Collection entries
::::
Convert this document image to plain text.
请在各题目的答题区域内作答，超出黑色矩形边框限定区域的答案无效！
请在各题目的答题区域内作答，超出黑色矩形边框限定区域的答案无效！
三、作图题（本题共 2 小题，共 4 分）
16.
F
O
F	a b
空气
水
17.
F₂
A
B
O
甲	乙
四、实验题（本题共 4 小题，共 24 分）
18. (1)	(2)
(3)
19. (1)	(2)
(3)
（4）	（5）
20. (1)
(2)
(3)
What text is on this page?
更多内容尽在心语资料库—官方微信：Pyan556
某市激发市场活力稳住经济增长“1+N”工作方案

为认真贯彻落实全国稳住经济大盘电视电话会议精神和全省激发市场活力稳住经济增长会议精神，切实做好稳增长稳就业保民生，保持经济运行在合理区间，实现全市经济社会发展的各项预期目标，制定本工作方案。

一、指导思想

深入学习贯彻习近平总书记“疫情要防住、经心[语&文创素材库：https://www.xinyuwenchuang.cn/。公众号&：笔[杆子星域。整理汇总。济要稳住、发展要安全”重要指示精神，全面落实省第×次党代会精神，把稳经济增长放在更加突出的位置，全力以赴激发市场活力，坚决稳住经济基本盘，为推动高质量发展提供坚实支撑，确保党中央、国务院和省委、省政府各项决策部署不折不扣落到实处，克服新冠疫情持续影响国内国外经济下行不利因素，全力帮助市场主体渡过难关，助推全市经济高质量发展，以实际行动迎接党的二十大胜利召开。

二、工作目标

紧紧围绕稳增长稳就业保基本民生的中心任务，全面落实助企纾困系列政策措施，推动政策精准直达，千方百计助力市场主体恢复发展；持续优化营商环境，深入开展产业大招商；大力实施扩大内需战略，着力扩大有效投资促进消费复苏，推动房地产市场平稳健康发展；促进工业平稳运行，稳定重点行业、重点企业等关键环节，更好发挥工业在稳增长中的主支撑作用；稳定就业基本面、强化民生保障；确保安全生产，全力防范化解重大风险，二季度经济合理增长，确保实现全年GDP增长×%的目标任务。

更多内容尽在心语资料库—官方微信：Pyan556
::::
» Do this
Pull out every line in the data above that has the word "text".

» Result
Convert this document image to plain text.
What text is on this page?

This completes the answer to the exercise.